:: Input records

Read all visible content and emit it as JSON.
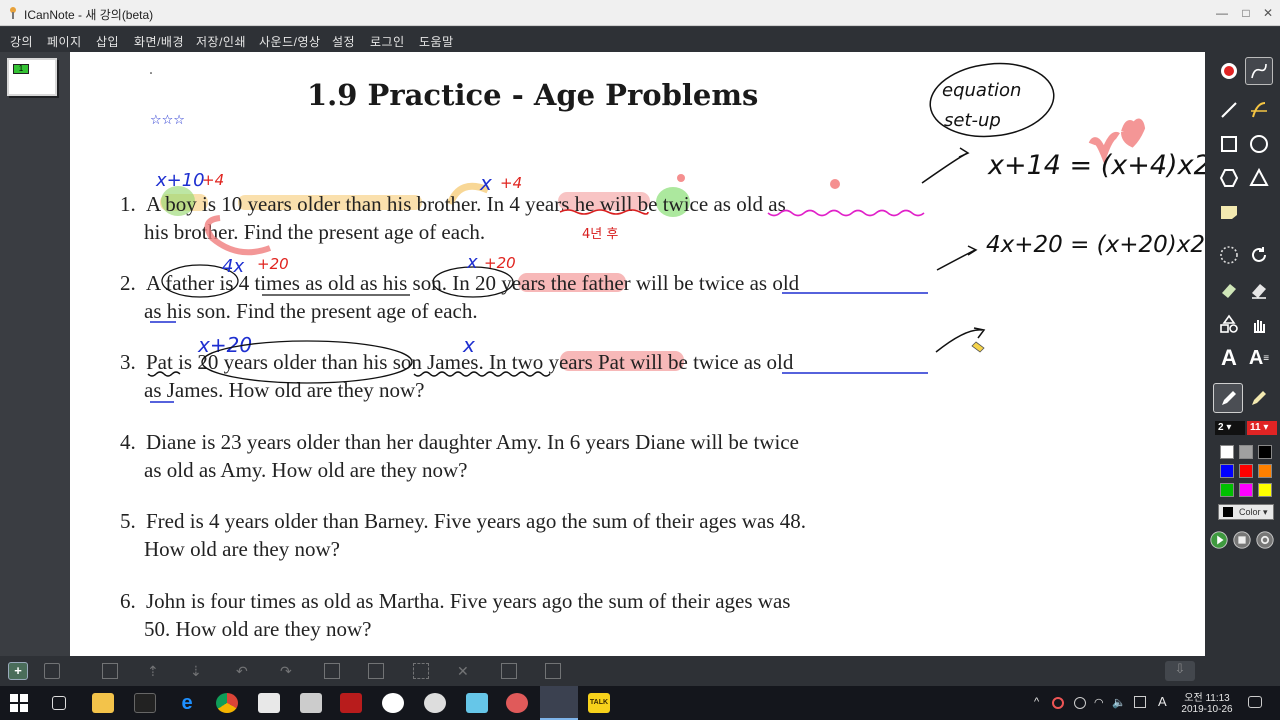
{
  "window": {
    "title": "ICanNote - 새 강의(beta)",
    "controls": [
      "minimize",
      "maximize",
      "close"
    ]
  },
  "menu": [
    "강의",
    "페이지",
    "삽입",
    "화면/배경",
    "저장/인쇄",
    "사운드/영상",
    "설정",
    "로그인",
    "도움말"
  ],
  "thumbnail": {
    "page_number": "1"
  },
  "page": {
    "title": "1.9 Practice - Age Problems",
    "problems": [
      {
        "n": "1.",
        "line1": "A boy is 10 years older than his brother. In 4 years he will be twice as old as",
        "line2": "his brother. Find the present age of each."
      },
      {
        "n": "2.",
        "line1": "A father is 4 times as old as his son. In 20 years the father will be twice as old",
        "line2": "as his son. Find the present age of each."
      },
      {
        "n": "3.",
        "line1": "Pat is 20 years older than his son James. In two years Pat will be twice as old",
        "line2": "as James. How old are they now?"
      },
      {
        "n": "4.",
        "line1": "Diane is 23 years older than her daughter Amy. In 6 years Diane will be twice",
        "line2": "as old as Amy. How old are they now?"
      },
      {
        "n": "5.",
        "line1": "Fred is 4 years older than Barney. Five years ago the sum of their ages was 48.",
        "line2": "How old are they now?"
      },
      {
        "n": "6.",
        "line1": "John is four times as old as Martha. Five years ago the sum of their ages was",
        "line2": "50. How old are they now?"
      }
    ],
    "handwriting": {
      "stars": "☆☆☆",
      "p1_boy": "x+10",
      "p1_boy_add": "+4",
      "p1_brother": "x",
      "p1_brother_add": "+4",
      "p1_korean": "4년 후",
      "p2_father": "4x",
      "p2_father_add": "+20",
      "p2_son": "x",
      "p2_son_add": "+20",
      "p3_pat": "x+20",
      "p3_james": "x",
      "bubble": [
        "equation",
        "set-up"
      ],
      "eq1": "x+14 = (x+4)x2",
      "eq2": "4x+20 = (x+20)x2"
    }
  },
  "tools": {
    "thickness": "2",
    "font_size": "11",
    "color_button": "Color",
    "palette": [
      "#ffffff",
      "#a0a0a0",
      "#000000",
      "#0000ff",
      "#ff0000",
      "#ff8000",
      "#00c000",
      "#ff00ff",
      "#ffff00"
    ]
  },
  "taskbar": {
    "clock_ampm": "오전",
    "clock_time": "11:13",
    "clock_date": "2019-10-26",
    "lang": "A"
  }
}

::::

Return the entries unchanged, save for the pictures, which do not belong in the copy.

Read all visible content and emit it as JSON.
{
  "window": {
    "title": "ICanNote - 새 강의(beta)",
    "controls": [
      "minimize",
      "maximize",
      "close"
    ]
  },
  "menu": [
    "강의",
    "페이지",
    "삽입",
    "화면/배경",
    "저장/인쇄",
    "사운드/영상",
    "설정",
    "로그인",
    "도움말"
  ],
  "thumbnail": {
    "page_number": "1"
  },
  "page": {
    "title": "1.9 Practice - Age Problems",
    "problems": [
      {
        "n": "1.",
        "line1": "A boy is 10 years older than his brother. In 4 years he will be twice as old as",
        "line2": "his brother. Find the present age of each."
      },
      {
        "n": "2.",
        "line1": "A father is 4 times as old as his son. In 20 years the father will be twice as old",
        "line2": "as his son. Find the present age of each."
      },
      {
        "n": "3.",
        "line1": "Pat is 20 years older than his son James. In two years Pat will be twice as old",
        "line2": "as James. How old are they now?"
      },
      {
        "n": "4.",
        "line1": "Diane is 23 years older than her daughter Amy. In 6 years Diane will be twice",
        "line2": "as old as Amy. How old are they now?"
      },
      {
        "n": "5.",
        "line1": "Fred is 4 years older than Barney. Five years ago the sum of their ages was 48.",
        "line2": "How old are they now?"
      },
      {
        "n": "6.",
        "line1": "John is four times as old as Martha. Five years ago the sum of their ages was",
        "line2": "50. How old are they now?"
      }
    ],
    "handwriting": {
      "stars": "☆☆☆",
      "p1_boy": "x+10",
      "p1_boy_add": "+4",
      "p1_brother": "x",
      "p1_brother_add": "+4",
      "p1_korean": "4년 후",
      "p2_father": "4x",
      "p2_father_add": "+20",
      "p2_son": "x",
      "p2_son_add": "+20",
      "p3_pat": "x+20",
      "p3_james": "x",
      "bubble": [
        "equation",
        "set-up"
      ],
      "eq1": "x+14 = (x+4)x2",
      "eq2": "4x+20 = (x+20)x2"
    }
  },
  "tools": {
    "thickness": "2",
    "font_size": "11",
    "color_button": "Color",
    "palette": [
      "#ffffff",
      "#a0a0a0",
      "#000000",
      "#0000ff",
      "#ff0000",
      "#ff8000",
      "#00c000",
      "#ff00ff",
      "#ffff00"
    ]
  },
  "taskbar": {
    "clock_ampm": "오전",
    "clock_time": "11:13",
    "clock_date": "2019-10-26",
    "lang": "A"
  }
}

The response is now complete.